● Set exercise
Copy out the records precisely, omitting pictures.

----

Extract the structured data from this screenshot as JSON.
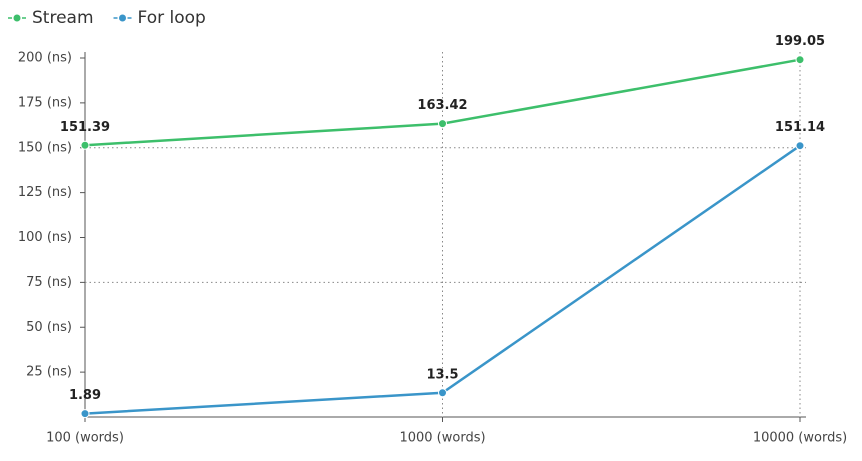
{
  "chart_data": {
    "type": "line",
    "categories": [
      "100 (words)",
      "1000 (words)",
      "10000 (words)"
    ],
    "series": [
      {
        "name": "Stream",
        "color": "#3dbf6b",
        "values": [
          151.39,
          163.42,
          199.05
        ]
      },
      {
        "name": "For loop",
        "color": "#3a95c9",
        "values": [
          1.89,
          13.5,
          151.14
        ]
      }
    ],
    "ylim": [
      0,
      200
    ],
    "yticks": [
      {
        "value": 25,
        "label": "25 (ns)"
      },
      {
        "value": 50,
        "label": "50 (ns)"
      },
      {
        "value": 75,
        "label": "75 (ns)"
      },
      {
        "value": 100,
        "label": "100 (ns)"
      },
      {
        "value": 125,
        "label": "125 (ns)"
      },
      {
        "value": 150,
        "label": "150 (ns)"
      },
      {
        "value": 175,
        "label": "175 (ns)"
      },
      {
        "value": 200,
        "label": "200 (ns)"
      }
    ],
    "ygrid": [
      75,
      150
    ],
    "xgrid": true,
    "legend": "top-left"
  }
}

----

● Output of the exercise
Extract the structured data from this screenshot as JSON.
{
  "chart_data": {
    "type": "line",
    "categories": [
      "100 (words)",
      "1000 (words)",
      "10000 (words)"
    ],
    "series": [
      {
        "name": "Stream",
        "color": "#3dbf6b",
        "values": [
          151.39,
          163.42,
          199.05
        ]
      },
      {
        "name": "For loop",
        "color": "#3a95c9",
        "values": [
          1.89,
          13.5,
          151.14
        ]
      }
    ],
    "ylim": [
      0,
      200
    ],
    "yticks": [
      {
        "value": 25,
        "label": "25 (ns)"
      },
      {
        "value": 50,
        "label": "50 (ns)"
      },
      {
        "value": 75,
        "label": "75 (ns)"
      },
      {
        "value": 100,
        "label": "100 (ns)"
      },
      {
        "value": 125,
        "label": "125 (ns)"
      },
      {
        "value": 150,
        "label": "150 (ns)"
      },
      {
        "value": 175,
        "label": "175 (ns)"
      },
      {
        "value": 200,
        "label": "200 (ns)"
      }
    ],
    "ygrid": [
      75,
      150
    ],
    "xgrid": true,
    "legend": "top-left"
  }
}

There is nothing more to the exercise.